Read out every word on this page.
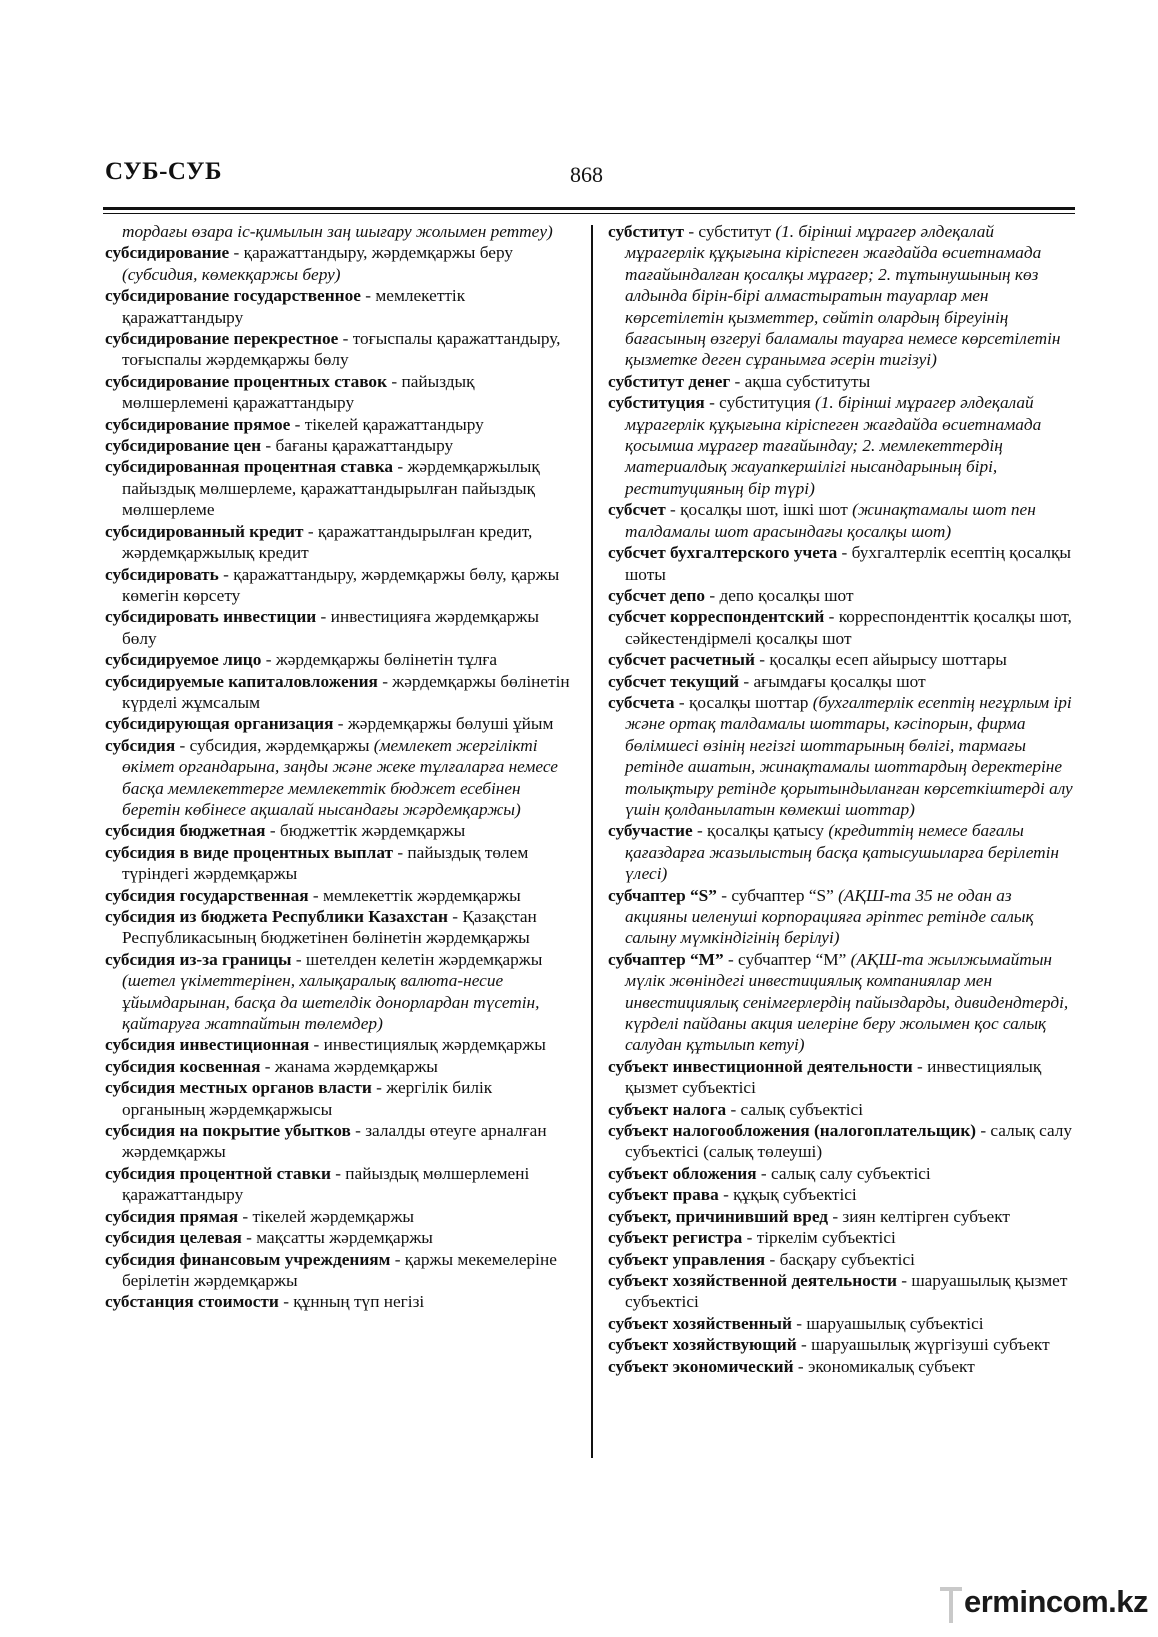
СУБ-СУБ	868

тордағы өзара іс-қимылын заң шығару жолымен реттеу)

субсидирование - қаражаттандыру, жәрдемқаржы беру (субсидия, көмекқаржы беру)

субсидирование государственное - мемлекеттік қаражаттандыру

субсидирование перекрестное - тоғыспалы қаражаттандыру, тоғыспалы жәрдемқаржы бөлу

субсидирование процентных ставок - пайыздық мөлшерлемені қаражаттандыру

субсидирование прямое - тікелей қаражаттандыру

субсидирование цен - бағаны қаражаттандыру

субсидированная процентная ставка - жәрдемқаржылық пайыздық мөлшерлеме, қаражаттандырылған пайыздық мөлшерлеме

субсидированный кредит - қаражаттандырылған кредит, жәрдемқаржылық кредит

субсидировать - қаражаттандыру, жәрдемқаржы бөлу, қаржы көмегін көрсету

субсидировать инвестиции - инвестицияға жәрдемқаржы бөлу

субсидируемое лицо - жәрдемқаржы бөлінетін тұлға

субсидируемые капиталовложения - жәрдемқаржы бөлінетін күрделі жұмсалым

субсидирующая организация - жәрдемқаржы бөлуші ұйым

субсидия - субсидия, жәрдемқаржы (мемлекет жергілікті өкімет органдарына, заңды және жеке тұлғаларға немесе басқа мемлекеттерге мемлекеттік бюджет есебінен беретін көбінесе ақшалай нысандағы жәрдемқаржы)

субсидия бюджетная - бюджеттік жәрдемқаржы

субсидия в виде процентных выплат - пайыздық төлем түріндегі жәрдемқаржы

субсидия государственная - мемлекеттік жәрдемқаржы

субсидия из бюджета Республики Казахстан - Қазақстан Республикасының бюджетінен бөлінетін жәрдемқаржы

субсидия из-за границы - шетелден келетін жәрдемқаржы (шетел үкіметтерінен, халықаралық валюта-несие ұйымдарынан, басқа да шетелдік донорлардан түсетін, қайтаруға жатпайтын төлемдер)

субсидия инвестиционная - инвестициялық жәрдемқаржы

субсидия косвенная - жанама жәрдемқаржы

субсидия местных органов власти - жергілік билік органының жәрдемқаржысы

субсидия на покрытие убытков - залалды өтеуге арналған жәрдемқаржы

субсидия процентной ставки - пайыздық мөлшерлемені қаражаттандыру

субсидия прямая - тікелей жәрдемқаржы

субсидия целевая - мақсатты жәрдемқаржы

субсидия финансовым учреждениям - қаржы мекемелеріне берілетін жәрдемқаржы

субстанция стоимости - құнның түп негізі

субститут - субститут (1. бірінші мұрагер әлдеқалай мұрагерлік құқығына кіріспеген жағдайда өсиетнамада тағайындалған қосалқы мұрагер; 2. тұтынушының көз алдында бірін-бірі алмастыратын тауарлар мен көрсетілетін қызметтер, сөйтіп олардың біреуінің бағасының өзгеруі баламалы тауарға немесе көрсетілетін қызметке деген сұранымға әсерін тигізуі)

субститут денег - ақша субституты

субституция - субституция (1. бірінші мұрагер әлдеқалай мұрагерлік құқығына кіріспеген жағдайда өсиетнамада қосымша мұрагер тағайындау; 2. мемлекеттердің материалдық жауапкершілігі нысандарының бірі, реституцияның бір түрі)

субсчет - қосалқы шот, ішкі шот (жинақтамалы шот пен талдамалы шот арасындағы қосалқы шот)

субсчет бухгалтерского учета - бухгалтерлік есептің қосалқы шоты

субсчет депо - депо қосалқы шот

субсчет корреспондентский - корреспонденттік қосалқы шот, сәйкестендірмелі қосалқы шот

субсчет расчетный - қосалқы есеп айырысу шоттары

субсчет текущий - ағымдағы қосалқы шот

субсчета - қосалқы шоттар (бухгалтерлік есептің негұрлым ірі және ортақ талдамалы шоттары, кәсіпорын, фирма бөлімшесі өзінің негізгі шоттарының бөлігі, тармағы ретінде ашатын, жинақтамалы шоттардың деректеріне толықтыру ретінде қорытындыланған көрсеткіштерді алу үшін қолданылатын көмекші шоттар)

субучастие - қосалқы қатысу (кредиттің немесе бағалы қағаздарға жазылыстың басқа қатысушыларға берілетін үлесі)

субчаптер “S” - субчаптер “S” (АҚШ-та 35 не одан аз акцияны иеленуші корпорацияға әріптес ретінде салық салыну мүмкіндігінің берілуі)

субчаптер “М” - субчаптер “М” (АҚШ-та жылжымайтын мүлік жөніндегі инвестициялық компаниялар мен инвестициялық сенімгерлердің пайыздарды, дивидендтерді, күрделі пайданы акция иелеріне беру жолымен қос салық салудан құтылып кетуі)

субъект инвестиционной деятельности - инвестициялық қызмет субъектісі

субъект налога - салық субъектісі

субъект налогообложения (налогоплательщик) - салық салу субъектісі (салық төлеуші)

субъект обложения - салық салу субъектісі

субъект права - құқық субъектісі

субъект, причинивший вред - зиян келтірген субъект

субъект регистра - тіркелім субъектісі

субъект управления - басқару субъектісі

субъект хозяйственной деятельности - шаруашылық қызмет субъектісі

субъект хозяйственный - шаруашылық субъектісі

субъект хозяйствующий - шаруашылық жүргізуші субъект

субъект экономический - экономикалық субъект

ermincom.kz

■ ■ ■

Repeat the data exactly, without the pictures.

▶ Full output
Read out every word on this page.
СУБ-СУБ	868

тордағы өзара іс-қимылын заң шығару жолымен реттеу)

субсидирование - қаражаттандыру, жәрдемқаржы беру (субсидия, көмекқаржы беру)

субсидирование государственное - мемлекеттік қаражаттандыру

субсидирование перекрестное - тоғыспалы қаражаттандыру, тоғыспалы жәрдемқаржы бөлу

субсидирование процентных ставок - пайыздық мөлшерлемені қаражаттандыру

субсидирование прямое - тікелей қаражаттандыру

субсидирование цен - бағаны қаражаттандыру

субсидированная процентная ставка - жәрдемқаржылық пайыздық мөлшерлеме, қаражаттандырылған пайыздық мөлшерлеме

субсидированный кредит - қаражаттандырылған кредит, жәрдемқаржылық кредит

субсидировать - қаражаттандыру, жәрдемқаржы бөлу, қаржы көмегін көрсету

субсидировать инвестиции - инвестицияға жәрдемқаржы бөлу

субсидируемое лицо - жәрдемқаржы бөлінетін тұлға

субсидируемые капиталовложения - жәрдемқаржы бөлінетін күрделі жұмсалым

субсидирующая организация - жәрдемқаржы бөлуші ұйым

субсидия - субсидия, жәрдемқаржы (мемлекет жергілікті өкімет органдарына, заңды және жеке тұлғаларға немесе басқа мемлекеттерге мемлекеттік бюджет есебінен беретін көбінесе ақшалай нысандағы жәрдемқаржы)

субсидия бюджетная - бюджеттік жәрдемқаржы

субсидия в виде процентных выплат - пайыздық төлем түріндегі жәрдемқаржы

субсидия государственная - мемлекеттік жәрдемқаржы

субсидия из бюджета Республики Казахстан - Қазақстан Республикасының бюджетінен бөлінетін жәрдемқаржы

субсидия из-за границы - шетелден келетін жәрдемқаржы (шетел үкіметтерінен, халықаралық валюта-несие ұйымдарынан, басқа да шетелдік донорлардан түсетін, қайтаруға жатпайтын төлемдер)

субсидия инвестиционная - инвестициялық жәрдемқаржы

субсидия косвенная - жанама жәрдемқаржы

субсидия местных органов власти - жергілік билік органының жәрдемқаржысы

субсидия на покрытие убытков - залалды өтеуге арналған жәрдемқаржы

субсидия процентной ставки - пайыздық мөлшерлемені қаражаттандыру

субсидия прямая - тікелей жәрдемқаржы

субсидия целевая - мақсатты жәрдемқаржы

субсидия финансовым учреждениям - қаржы мекемелеріне берілетін жәрдемқаржы

субстанция стоимости - құнның түп негізі

субститут - субститут (1. бірінші мұрагер әлдеқалай мұрагерлік құқығына кіріспеген жағдайда өсиетнамада тағайындалған қосалқы мұрагер; 2. тұтынушының көз алдында бірін-бірі алмастыратын тауарлар мен көрсетілетін қызметтер, сөйтіп олардың біреуінің бағасының өзгеруі баламалы тауарға немесе көрсетілетін қызметке деген сұранымға әсерін тигізуі)

субститут денег - ақша субституты

субституция - субституция (1. бірінші мұрагер әлдеқалай мұрагерлік құқығына кіріспеген жағдайда өсиетнамада қосымша мұрагер тағайындау; 2. мемлекеттердің материалдық жауапкершілігі нысандарының бірі, реституцияның бір түрі)

субсчет - қосалқы шот, ішкі шот (жинақтамалы шот пен талдамалы шот арасындағы қосалқы шот)

субсчет бухгалтерского учета - бухгалтерлік есептің қосалқы шоты

субсчет депо - депо қосалқы шот

субсчет корреспондентский - корреспонденттік қосалқы шот, сәйкестендірмелі қосалқы шот

субсчет расчетный - қосалқы есеп айырысу шоттары

субсчет текущий - ағымдағы қосалқы шот

субсчета - қосалқы шоттар (бухгалтерлік есептің негұрлым ірі және ортақ талдамалы шоттары, кәсіпорын, фирма бөлімшесі өзінің негізгі шоттарының бөлігі, тармағы ретінде ашатын, жинақтамалы шоттардың деректеріне толықтыру ретінде қорытындыланған көрсеткіштерді алу үшін қолданылатын көмекші шоттар)

субучастие - қосалқы қатысу (кредиттің немесе бағалы қағаздарға жазылыстың басқа қатысушыларға берілетін үлесі)

субчаптер “S” - субчаптер “S” (АҚШ-та 35 не одан аз акцияны иеленуші корпорацияға әріптес ретінде салық салыну мүмкіндігінің берілуі)

субчаптер “М” - субчаптер “М” (АҚШ-та жылжымайтын мүлік жөніндегі инвестициялық компаниялар мен инвестициялық сенімгерлердің пайыздарды, дивидендтерді, күрделі пайданы акция иелеріне беру жолымен қос салық салудан құтылып кетуі)

субъект инвестиционной деятельности - инвестициялық қызмет субъектісі

субъект налога - салық субъектісі

субъект налогообложения (налогоплательщик) - салық салу субъектісі (салық төлеуші)

субъект обложения - салық салу субъектісі

субъект права - құқық субъектісі

субъект, причинивший вред - зиян келтірген субъект

субъект регистра - тіркелім субъектісі

субъект управления - басқару субъектісі

субъект хозяйственной деятельности - шаруашылық қызмет субъектісі

субъект хозяйственный - шаруашылық субъектісі

субъект хозяйствующий - шаруашылық жүргізуші субъект

субъект экономический - экономикалық субъект

ermincom.kz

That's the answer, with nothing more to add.